### SHORT TASK
Go through the records and give each one again exactly.

[Stored items]
● ● ● ●
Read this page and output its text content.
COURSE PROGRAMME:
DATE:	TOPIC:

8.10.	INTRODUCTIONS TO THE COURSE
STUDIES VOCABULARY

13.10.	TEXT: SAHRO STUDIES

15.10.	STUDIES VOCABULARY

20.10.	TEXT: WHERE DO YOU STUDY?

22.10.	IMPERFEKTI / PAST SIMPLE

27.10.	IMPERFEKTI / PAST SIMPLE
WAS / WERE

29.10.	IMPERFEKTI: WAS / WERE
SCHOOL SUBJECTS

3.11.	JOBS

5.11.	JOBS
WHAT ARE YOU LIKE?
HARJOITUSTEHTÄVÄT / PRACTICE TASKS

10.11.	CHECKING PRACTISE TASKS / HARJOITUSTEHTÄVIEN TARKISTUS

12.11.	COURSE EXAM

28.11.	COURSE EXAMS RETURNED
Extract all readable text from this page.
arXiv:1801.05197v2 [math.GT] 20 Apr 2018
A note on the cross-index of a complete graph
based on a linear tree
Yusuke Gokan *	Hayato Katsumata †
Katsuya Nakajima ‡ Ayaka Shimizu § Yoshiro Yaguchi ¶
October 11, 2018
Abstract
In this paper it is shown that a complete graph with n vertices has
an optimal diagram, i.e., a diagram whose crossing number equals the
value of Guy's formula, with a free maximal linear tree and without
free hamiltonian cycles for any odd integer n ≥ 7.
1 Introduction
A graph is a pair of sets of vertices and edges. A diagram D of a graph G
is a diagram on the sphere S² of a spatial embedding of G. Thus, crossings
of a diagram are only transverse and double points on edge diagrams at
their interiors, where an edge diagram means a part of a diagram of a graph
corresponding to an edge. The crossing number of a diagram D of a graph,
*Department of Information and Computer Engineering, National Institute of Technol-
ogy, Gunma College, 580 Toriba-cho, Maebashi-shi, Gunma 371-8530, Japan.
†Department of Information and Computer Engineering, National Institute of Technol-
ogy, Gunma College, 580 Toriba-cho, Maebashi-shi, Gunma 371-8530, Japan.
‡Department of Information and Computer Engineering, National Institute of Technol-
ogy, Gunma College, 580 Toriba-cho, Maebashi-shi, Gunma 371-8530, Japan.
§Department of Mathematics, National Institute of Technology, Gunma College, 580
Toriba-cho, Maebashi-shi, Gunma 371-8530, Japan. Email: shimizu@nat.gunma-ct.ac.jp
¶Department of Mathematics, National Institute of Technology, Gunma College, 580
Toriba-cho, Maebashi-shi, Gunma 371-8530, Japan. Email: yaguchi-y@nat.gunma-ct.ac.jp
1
● ● ● ●
### THE SOLUTION
Read this page and output its text content.
COURSE PROGRAMME:
DATE:	TOPIC:

8.10.	INTRODUCTIONS TO THE COURSE
STUDIES VOCABULARY

13.10.	TEXT: SAHRO STUDIES

15.10.	STUDIES VOCABULARY

20.10.	TEXT: WHERE DO YOU STUDY?

22.10.	IMPERFEKTI / PAST SIMPLE

27.10.	IMPERFEKTI / PAST SIMPLE
WAS / WERE

29.10.	IMPERFEKTI: WAS / WERE
SCHOOL SUBJECTS

3.11.	JOBS

5.11.	JOBS
WHAT ARE YOU LIKE?
HARJOITUSTEHTÄVÄT / PRACTICE TASKS

10.11.	CHECKING PRACTISE TASKS / HARJOITUSTEHTÄVIEN TARKISTUS

12.11.	COURSE EXAM

28.11.	COURSE EXAMS RETURNED
Extract all readable text from this page.
arXiv:1801.05197v2 [math.GT] 20 Apr 2018
A note on the cross-index of a complete graph
based on a linear tree
Yusuke Gokan *	Hayato Katsumata †
Katsuya Nakajima ‡ Ayaka Shimizu § Yoshiro Yaguchi ¶
October 11, 2018
Abstract
In this paper it is shown that a complete graph with n vertices has
an optimal diagram, i.e., a diagram whose crossing number equals the
value of Guy's formula, with a free maximal linear tree and without
free hamiltonian cycles for any odd integer n ≥ 7.
1 Introduction
A graph is a pair of sets of vertices and edges. A diagram D of a graph G
is a diagram on the sphere S² of a spatial embedding of G. Thus, crossings
of a diagram are only transverse and double points on edge diagrams at
their interiors, where an edge diagram means a part of a diagram of a graph
corresponding to an edge. The crossing number of a diagram D of a graph,
*Department of Information and Computer Engineering, National Institute of Technol-
ogy, Gunma College, 580 Toriba-cho, Maebashi-shi, Gunma 371-8530, Japan.
†Department of Information and Computer Engineering, National Institute of Technol-
ogy, Gunma College, 580 Toriba-cho, Maebashi-shi, Gunma 371-8530, Japan.
‡Department of Information and Computer Engineering, National Institute of Technol-
ogy, Gunma College, 580 Toriba-cho, Maebashi-shi, Gunma 371-8530, Japan.
§Department of Mathematics, National Institute of Technology, Gunma College, 580
Toriba-cho, Maebashi-shi, Gunma 371-8530, Japan. Email: shimizu@nat.gunma-ct.ac.jp
¶Department of Mathematics, National Institute of Technology, Gunma College, 580
Toriba-cho, Maebashi-shi, Gunma 371-8530, Japan. Email: yaguchi-y@nat.gunma-ct.ac.jp
1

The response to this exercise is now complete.